** EXERCISE DETAILS **
Examine the records and identify each line that includes the string "thời". Copy those lines.

┏━━

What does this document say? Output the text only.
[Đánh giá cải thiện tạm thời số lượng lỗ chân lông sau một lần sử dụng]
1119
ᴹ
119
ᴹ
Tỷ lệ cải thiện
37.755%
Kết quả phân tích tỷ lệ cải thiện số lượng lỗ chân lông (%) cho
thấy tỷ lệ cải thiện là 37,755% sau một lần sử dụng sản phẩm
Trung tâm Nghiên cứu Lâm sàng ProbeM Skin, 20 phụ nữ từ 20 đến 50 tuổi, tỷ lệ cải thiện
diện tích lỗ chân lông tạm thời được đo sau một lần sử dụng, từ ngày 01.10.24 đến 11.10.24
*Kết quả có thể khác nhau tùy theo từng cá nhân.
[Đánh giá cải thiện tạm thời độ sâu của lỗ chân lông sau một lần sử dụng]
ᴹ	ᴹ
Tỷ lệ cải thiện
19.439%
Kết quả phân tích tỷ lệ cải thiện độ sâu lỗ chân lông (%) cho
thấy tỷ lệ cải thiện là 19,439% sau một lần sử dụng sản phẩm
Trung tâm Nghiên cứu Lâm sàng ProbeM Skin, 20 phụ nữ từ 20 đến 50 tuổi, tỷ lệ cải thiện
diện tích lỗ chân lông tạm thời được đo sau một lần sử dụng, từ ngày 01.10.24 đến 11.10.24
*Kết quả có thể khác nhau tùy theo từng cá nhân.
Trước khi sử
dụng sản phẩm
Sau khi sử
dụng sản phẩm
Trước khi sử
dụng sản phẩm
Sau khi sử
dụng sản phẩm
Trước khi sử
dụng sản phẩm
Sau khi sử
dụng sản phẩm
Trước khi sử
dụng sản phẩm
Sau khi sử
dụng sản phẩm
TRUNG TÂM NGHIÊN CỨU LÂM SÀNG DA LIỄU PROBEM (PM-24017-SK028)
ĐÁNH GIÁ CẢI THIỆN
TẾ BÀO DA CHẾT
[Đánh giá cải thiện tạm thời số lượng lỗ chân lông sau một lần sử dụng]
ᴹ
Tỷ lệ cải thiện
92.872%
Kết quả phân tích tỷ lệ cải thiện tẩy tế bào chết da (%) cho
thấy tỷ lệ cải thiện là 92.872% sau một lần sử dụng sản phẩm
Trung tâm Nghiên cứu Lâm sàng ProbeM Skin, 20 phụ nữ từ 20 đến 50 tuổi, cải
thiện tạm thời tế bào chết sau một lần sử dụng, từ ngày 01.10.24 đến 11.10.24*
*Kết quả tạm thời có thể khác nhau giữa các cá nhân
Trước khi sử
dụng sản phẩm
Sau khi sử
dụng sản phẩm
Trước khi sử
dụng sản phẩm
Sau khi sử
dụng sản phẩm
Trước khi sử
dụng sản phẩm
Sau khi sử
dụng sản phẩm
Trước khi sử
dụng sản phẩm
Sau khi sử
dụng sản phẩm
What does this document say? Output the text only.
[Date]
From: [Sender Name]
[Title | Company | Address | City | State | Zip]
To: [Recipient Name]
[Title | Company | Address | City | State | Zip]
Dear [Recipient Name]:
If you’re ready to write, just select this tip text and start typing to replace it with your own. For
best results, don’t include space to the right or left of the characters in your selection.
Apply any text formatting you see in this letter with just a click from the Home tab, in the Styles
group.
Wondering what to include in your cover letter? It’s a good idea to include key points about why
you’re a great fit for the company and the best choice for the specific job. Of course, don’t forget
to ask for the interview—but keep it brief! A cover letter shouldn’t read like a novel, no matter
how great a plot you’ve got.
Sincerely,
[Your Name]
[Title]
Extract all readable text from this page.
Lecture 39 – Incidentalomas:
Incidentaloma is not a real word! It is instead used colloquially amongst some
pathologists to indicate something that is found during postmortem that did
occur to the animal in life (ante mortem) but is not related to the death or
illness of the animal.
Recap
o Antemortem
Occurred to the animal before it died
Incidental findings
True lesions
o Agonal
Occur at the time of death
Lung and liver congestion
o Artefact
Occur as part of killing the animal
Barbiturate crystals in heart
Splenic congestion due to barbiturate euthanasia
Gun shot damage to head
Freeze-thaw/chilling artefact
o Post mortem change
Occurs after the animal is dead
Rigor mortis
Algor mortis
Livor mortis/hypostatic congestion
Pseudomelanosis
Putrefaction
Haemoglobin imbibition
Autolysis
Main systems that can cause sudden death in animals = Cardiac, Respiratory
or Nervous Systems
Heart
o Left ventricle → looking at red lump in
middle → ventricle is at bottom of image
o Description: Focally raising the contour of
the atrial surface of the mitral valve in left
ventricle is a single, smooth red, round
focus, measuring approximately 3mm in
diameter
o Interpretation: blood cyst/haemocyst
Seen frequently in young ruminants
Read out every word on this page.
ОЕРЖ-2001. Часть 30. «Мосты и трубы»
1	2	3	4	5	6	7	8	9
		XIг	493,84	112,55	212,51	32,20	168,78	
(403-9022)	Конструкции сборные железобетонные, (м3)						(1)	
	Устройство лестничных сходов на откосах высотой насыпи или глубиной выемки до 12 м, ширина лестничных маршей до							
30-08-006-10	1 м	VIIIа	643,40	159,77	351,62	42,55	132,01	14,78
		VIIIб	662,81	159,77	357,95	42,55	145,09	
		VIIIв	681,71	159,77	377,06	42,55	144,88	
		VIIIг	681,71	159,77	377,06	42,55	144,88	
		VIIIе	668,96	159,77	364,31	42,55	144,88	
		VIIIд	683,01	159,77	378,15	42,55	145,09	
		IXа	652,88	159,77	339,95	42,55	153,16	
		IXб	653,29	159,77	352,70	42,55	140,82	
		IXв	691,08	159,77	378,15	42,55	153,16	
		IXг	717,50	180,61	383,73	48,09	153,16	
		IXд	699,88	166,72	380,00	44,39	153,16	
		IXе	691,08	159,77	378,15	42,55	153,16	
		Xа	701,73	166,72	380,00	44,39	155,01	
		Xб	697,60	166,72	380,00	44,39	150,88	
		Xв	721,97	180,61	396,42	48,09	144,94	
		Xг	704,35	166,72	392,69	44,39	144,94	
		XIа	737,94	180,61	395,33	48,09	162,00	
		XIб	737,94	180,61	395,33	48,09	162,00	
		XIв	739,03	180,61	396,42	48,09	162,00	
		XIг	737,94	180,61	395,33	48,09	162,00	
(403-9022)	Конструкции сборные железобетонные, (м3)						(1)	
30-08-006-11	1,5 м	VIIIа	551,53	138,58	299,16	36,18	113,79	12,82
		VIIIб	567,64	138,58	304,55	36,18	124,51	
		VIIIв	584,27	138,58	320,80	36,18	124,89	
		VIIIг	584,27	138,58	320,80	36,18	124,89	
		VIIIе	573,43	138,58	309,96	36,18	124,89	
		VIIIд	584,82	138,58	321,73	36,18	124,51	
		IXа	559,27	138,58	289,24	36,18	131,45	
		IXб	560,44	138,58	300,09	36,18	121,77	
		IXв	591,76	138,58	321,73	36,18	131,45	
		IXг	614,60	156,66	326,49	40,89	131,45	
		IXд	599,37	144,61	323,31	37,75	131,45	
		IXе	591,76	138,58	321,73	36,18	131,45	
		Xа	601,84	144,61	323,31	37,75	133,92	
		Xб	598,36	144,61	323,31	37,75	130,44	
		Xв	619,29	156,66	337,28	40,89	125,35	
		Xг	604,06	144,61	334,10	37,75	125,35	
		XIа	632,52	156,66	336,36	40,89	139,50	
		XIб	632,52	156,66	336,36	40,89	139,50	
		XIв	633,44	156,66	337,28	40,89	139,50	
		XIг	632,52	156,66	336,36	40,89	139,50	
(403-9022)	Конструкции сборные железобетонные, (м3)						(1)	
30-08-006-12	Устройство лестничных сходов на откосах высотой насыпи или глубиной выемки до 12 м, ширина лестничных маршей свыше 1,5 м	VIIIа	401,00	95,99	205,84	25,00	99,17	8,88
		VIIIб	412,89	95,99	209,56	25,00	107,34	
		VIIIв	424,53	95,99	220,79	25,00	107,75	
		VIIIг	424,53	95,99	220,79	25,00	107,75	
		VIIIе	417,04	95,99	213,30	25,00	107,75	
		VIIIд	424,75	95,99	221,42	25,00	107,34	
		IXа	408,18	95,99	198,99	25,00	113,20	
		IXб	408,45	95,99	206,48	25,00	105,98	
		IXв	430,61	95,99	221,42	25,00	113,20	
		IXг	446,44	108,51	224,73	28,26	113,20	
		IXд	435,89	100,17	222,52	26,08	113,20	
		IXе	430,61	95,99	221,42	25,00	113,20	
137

┗━━

** FINISHED EXERCISE **
[Đánh giá cải thiện tạm thời số lượng lỗ chân lông sau một lần sử dụng]
diện tích lỗ chân lông tạm thời được đo sau một lần sử dụng, từ ngày 01.10.24 đến 11.10.24
[Đánh giá cải thiện tạm thời độ sâu của lỗ chân lông sau một lần sử dụng]
diện tích lỗ chân lông tạm thời được đo sau một lần sử dụng, từ ngày 01.10.24 đến 11.10.24
[Đánh giá cải thiện tạm thời số lượng lỗ chân lông sau một lần sử dụng]
thiện tạm thời tế bào chết sau một lần sử dụng, từ ngày 01.10.24 đến 11.10.24*
*Kết quả tạm thời có thể khác nhau giữa các cá nhân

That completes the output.